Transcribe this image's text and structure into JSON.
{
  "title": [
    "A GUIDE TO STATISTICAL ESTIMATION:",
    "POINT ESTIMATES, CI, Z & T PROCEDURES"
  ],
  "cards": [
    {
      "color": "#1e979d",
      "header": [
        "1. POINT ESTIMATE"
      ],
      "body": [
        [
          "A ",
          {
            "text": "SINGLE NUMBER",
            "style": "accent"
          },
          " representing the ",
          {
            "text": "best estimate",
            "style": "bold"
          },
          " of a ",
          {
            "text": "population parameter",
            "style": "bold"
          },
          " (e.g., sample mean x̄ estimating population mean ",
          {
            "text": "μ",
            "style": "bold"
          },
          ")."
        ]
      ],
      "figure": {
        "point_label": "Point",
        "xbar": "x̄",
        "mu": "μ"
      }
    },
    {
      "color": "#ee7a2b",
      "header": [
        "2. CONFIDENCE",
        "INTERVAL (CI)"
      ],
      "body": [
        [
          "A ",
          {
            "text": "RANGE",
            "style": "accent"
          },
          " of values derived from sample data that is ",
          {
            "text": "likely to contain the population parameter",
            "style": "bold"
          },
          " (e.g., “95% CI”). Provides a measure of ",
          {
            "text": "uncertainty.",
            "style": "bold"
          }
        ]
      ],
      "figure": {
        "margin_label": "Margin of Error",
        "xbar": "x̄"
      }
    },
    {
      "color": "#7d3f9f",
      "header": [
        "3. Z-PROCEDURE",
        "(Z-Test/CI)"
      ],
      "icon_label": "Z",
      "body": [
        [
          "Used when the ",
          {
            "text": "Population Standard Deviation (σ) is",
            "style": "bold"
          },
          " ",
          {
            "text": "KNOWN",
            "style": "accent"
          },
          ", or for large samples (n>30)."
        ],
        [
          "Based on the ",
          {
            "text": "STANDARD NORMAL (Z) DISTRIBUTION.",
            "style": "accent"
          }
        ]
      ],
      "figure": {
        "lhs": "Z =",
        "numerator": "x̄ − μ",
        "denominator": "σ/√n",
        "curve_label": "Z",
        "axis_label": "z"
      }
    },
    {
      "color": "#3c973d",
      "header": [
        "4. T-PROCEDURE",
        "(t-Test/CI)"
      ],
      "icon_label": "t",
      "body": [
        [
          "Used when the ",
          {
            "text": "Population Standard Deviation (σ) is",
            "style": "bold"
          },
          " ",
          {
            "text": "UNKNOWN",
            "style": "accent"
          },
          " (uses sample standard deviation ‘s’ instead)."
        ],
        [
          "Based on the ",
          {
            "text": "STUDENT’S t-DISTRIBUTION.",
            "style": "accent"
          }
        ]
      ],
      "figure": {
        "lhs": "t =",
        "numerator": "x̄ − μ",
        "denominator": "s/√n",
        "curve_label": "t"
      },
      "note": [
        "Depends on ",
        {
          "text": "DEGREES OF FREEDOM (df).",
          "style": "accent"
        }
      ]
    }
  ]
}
====================
DIRECTION >>
Your task is to quote the listing above word for word.

RESULT OF THE EXERCISE >>
Transcribe this image's text and structure into JSON.
{
  "title": [
    "A GUIDE TO STATISTICAL ESTIMATION:",
    "POINT ESTIMATES, CI, Z & T PROCEDURES"
  ],
  "cards": [
    {
      "color": "#1e979d",
      "header": [
        "1. POINT ESTIMATE"
      ],
      "body": [
        [
          "A ",
          {
            "text": "SINGLE NUMBER",
            "style": "accent"
          },
          " representing the ",
          {
            "text": "best estimate",
            "style": "bold"
          },
          " of a ",
          {
            "text": "population parameter",
            "style": "bold"
          },
          " (e.g., sample mean x̄ estimating population mean ",
          {
            "text": "μ",
            "style": "bold"
          },
          ")."
        ]
      ],
      "figure": {
        "point_label": "Point",
        "xbar": "x̄",
        "mu": "μ"
      }
    },
    {
      "color": "#ee7a2b",
      "header": [
        "2. CONFIDENCE",
        "INTERVAL (CI)"
      ],
      "body": [
        [
          "A ",
          {
            "text": "RANGE",
            "style": "accent"
          },
          " of values derived from sample data that is ",
          {
            "text": "likely to contain the population parameter",
            "style": "bold"
          },
          " (e.g., “95% CI”). Provides a measure of ",
          {
            "text": "uncertainty.",
            "style": "bold"
          }
        ]
      ],
      "figure": {
        "margin_label": "Margin of Error",
        "xbar": "x̄"
      }
    },
    {
      "color": "#7d3f9f",
      "header": [
        "3. Z-PROCEDURE",
        "(Z-Test/CI)"
      ],
      "icon_label": "Z",
      "body": [
        [
          "Used when the ",
          {
            "text": "Population Standard Deviation (σ) is",
            "style": "bold"
          },
          " ",
          {
            "text": "KNOWN",
            "style": "accent"
          },
          ", or for large samples (n>30)."
        ],
        [
          "Based on the ",
          {
            "text": "STANDARD NORMAL (Z) DISTRIBUTION.",
            "style": "accent"
          }
        ]
      ],
      "figure": {
        "lhs": "Z =",
        "numerator": "x̄ − μ",
        "denominator": "σ/√n",
        "curve_label": "Z",
        "axis_label": "z"
      }
    },
    {
      "color": "#3c973d",
      "header": [
        "4. T-PROCEDURE",
        "(t-Test/CI)"
      ],
      "icon_label": "t",
      "body": [
        [
          "Used when the ",
          {
            "text": "Population Standard Deviation (σ) is",
            "style": "bold"
          },
          " ",
          {
            "text": "UNKNOWN",
            "style": "accent"
          },
          " (uses sample standard deviation ‘s’ instead)."
        ],
        [
          "Based on the ",
          {
            "text": "STUDENT’S t-DISTRIBUTION.",
            "style": "accent"
          }
        ]
      ],
      "figure": {
        "lhs": "t =",
        "numerator": "x̄ − μ",
        "denominator": "s/√n",
        "curve_label": "t"
      },
      "note": [
        "Depends on ",
        {
          "text": "DEGREES OF FREEDOM (df).",
          "style": "accent"
        }
      ]
    }
  ]
}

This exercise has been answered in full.